== Data lines

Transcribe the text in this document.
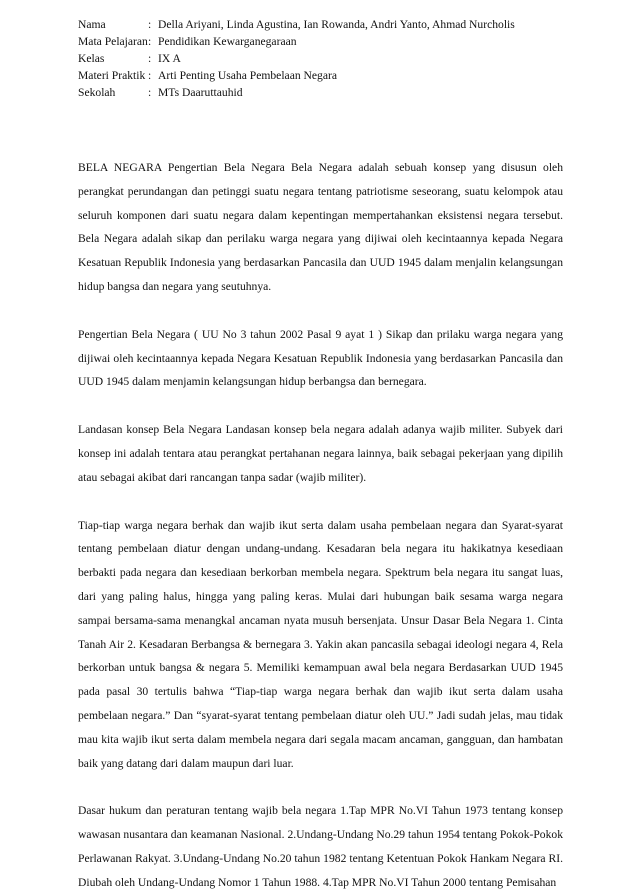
Nama	: Della Ariyani, Linda Agustina, Ian Rowanda, Andri Yanto, Ahmad Nurcholis
Mata Pelajaran : Pendidikan Kewarganegaraan
Kelas	: IX A
Materi Praktik : Arti Penting Usaha Pembelaan Negara
Sekolah	: MTs Daaruttauhid

BELA NEGARA Pengertian Bela Negara Bela Negara adalah sebuah konsep yang disusun oleh perangkat perundangan dan petinggi suatu negara tentang patriotisme seseorang, suatu kelompok atau seluruh komponen dari suatu negara dalam kepentingan mempertahankan eksistensi negara tersebut. Bela Negara adalah sikap dan perilaku warga negara yang dijiwai oleh kecintaannya kepada Negara Kesatuan Republik Indonesia yang berdasarkan Pancasila dan UUD 1945 dalam menjalin kelangsungan hidup bangsa dan negara yang seutuhnya.

Pengertian Bela Negara ( UU No 3 tahun 2002 Pasal 9 ayat 1 ) Sikap dan prilaku warga negara yang dijiwai oleh kecintaannya kepada Negara Kesatuan Republik Indonesia yang berdasarkan Pancasila dan UUD 1945 dalam menjamin kelangsungan hidup berbangsa dan bernegara.

Landasan konsep Bela Negara Landasan konsep bela negara adalah adanya wajib militer. Subyek dari konsep ini adalah tentara atau perangkat pertahanan negara lainnya, baik sebagai pekerjaan yang dipilih atau sebagai akibat dari rancangan tanpa sadar (wajib militer).

Tiap-tiap warga negara berhak dan wajib ikut serta dalam usaha pembelaan negara dan Syarat-syarat tentang pembelaan diatur dengan undang-undang. Kesadaran bela negara itu hakikatnya kesediaan berbakti pada negara dan kesediaan berkorban membela negara. Spektrum bela negara itu sangat luas, dari yang paling halus, hingga yang paling keras. Mulai dari hubungan baik sesama warga negara sampai bersama-sama menangkal ancaman nyata musuh bersenjata. Unsur Dasar Bela Negara 1. Cinta Tanah Air 2. Kesadaran Berbangsa & bernegara 3. Yakin akan pancasila sebagai ideologi negara 4, Rela berkorban untuk bangsa & negara 5. Memiliki kemampuan awal bela negara Berdasarkan UUD 1945 pada pasal 30 tertulis bahwa “Tiap-tiap warga negara berhak dan wajib ikut serta dalam usaha pembelaan negara.” Dan “syarat-syarat tentang pembelaan diatur oleh UU.” Jadi sudah jelas, mau tidak mau kita wajib ikut serta dalam membela negara dari segala macam ancaman, gangguan, dan hambatan baik yang datang dari dalam maupun dari luar.

Dasar hukum dan peraturan tentang wajib bela negara 1.Tap MPR No.VI Tahun 1973 tentang konsep wawasan nusantara dan keamanan Nasional. 2.Undang-Undang No.29 tahun 1954 tentang Pokok-Pokok Perlawanan Rakyat. 3.Undang-Undang No.20 tahun 1982 tentang Ketentuan Pokok Hankam Negara RI. Diubah oleh Undang-Undang Nomor 1 Tahun 1988. 4.Tap MPR No.VI Tahun 2000 tentang Pemisahan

====

- **Short task**: Lines from the records above that hold "tahun" are the ones to list.

- **Result of the exercise**:
Pengertian Bela Negara ( UU No 3 tahun 2002 Pasal 9 ayat 1 ) Sikap dan prilaku warga negara yang dijiwai oleh kecintaannya kepada Negara Kesatuan Republik Indonesia yang berdasarkan Pancasila dan UUD 1945 dalam menjamin kelangsungan hidup berbangsa dan bernegara.
Dasar hukum dan peraturan tentang wajib bela negara 1.Tap MPR No.VI Tahun 1973 tentang konsep wawasan nusantara dan keamanan Nasional. 2.Undang-Undang No.29 tahun 1954 tentang Pokok-Pokok Perlawanan Rakyat. 3.Undang-Undang No.20 tahun 1982 tentang Ketentuan Pokok Hankam Negara RI. Diubah oleh Undang-Undang Nomor 1 Tahun 1988. 4.Tap MPR No.VI Tahun 2000 tentang Pemisahan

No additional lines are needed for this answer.